— START —

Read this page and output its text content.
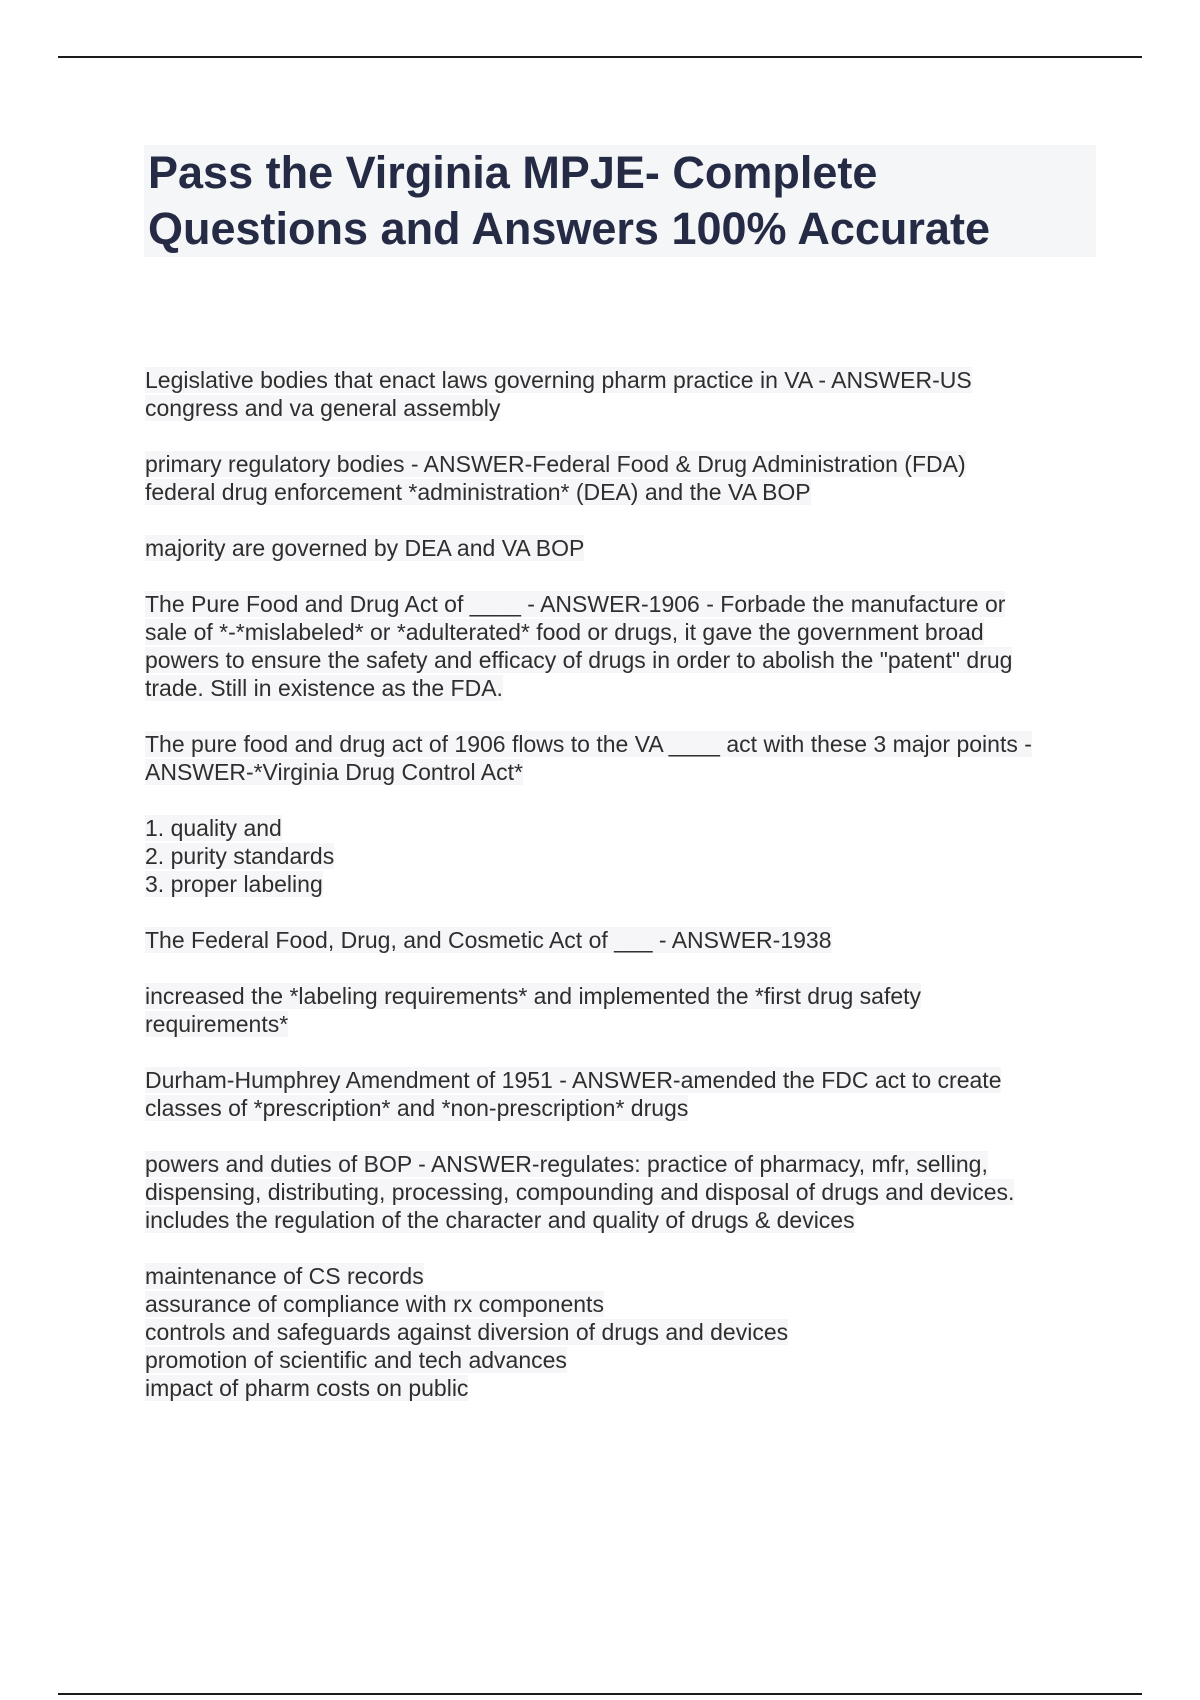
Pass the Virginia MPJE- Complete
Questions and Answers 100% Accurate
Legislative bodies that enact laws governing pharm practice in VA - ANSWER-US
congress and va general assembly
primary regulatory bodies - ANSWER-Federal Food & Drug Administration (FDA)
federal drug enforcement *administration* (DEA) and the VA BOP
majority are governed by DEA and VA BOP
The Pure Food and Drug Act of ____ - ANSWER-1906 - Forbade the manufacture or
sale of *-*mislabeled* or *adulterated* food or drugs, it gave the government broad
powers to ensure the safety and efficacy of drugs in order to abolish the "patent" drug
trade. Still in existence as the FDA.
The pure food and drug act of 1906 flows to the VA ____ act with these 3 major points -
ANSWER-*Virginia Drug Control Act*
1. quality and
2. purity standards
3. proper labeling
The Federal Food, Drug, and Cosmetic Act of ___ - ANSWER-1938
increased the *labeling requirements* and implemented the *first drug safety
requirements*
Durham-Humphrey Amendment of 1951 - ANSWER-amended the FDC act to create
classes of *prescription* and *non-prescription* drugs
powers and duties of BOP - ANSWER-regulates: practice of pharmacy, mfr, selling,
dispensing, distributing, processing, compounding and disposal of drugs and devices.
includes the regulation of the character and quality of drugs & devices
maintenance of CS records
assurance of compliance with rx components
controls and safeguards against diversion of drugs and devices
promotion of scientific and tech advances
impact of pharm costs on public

— END —
— START —

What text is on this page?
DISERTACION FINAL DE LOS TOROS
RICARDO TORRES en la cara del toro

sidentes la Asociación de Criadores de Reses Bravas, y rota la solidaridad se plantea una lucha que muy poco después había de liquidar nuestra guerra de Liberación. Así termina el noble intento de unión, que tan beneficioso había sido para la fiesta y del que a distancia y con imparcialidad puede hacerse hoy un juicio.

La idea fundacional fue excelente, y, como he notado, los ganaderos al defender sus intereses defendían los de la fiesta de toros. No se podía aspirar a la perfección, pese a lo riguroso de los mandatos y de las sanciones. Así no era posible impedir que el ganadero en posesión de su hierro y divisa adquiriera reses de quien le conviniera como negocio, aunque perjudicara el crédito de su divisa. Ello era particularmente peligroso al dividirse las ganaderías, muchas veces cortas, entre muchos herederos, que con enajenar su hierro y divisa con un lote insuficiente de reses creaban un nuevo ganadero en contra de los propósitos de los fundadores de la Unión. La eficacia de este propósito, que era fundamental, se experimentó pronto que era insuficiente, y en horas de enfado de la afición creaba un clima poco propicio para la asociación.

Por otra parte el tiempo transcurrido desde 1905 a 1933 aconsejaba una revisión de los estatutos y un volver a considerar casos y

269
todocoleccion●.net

— END —

- [Your objective]: From the listing, tally every line with the word "requirements" in it and give only the tally.

- [Answer to this exercise]: 2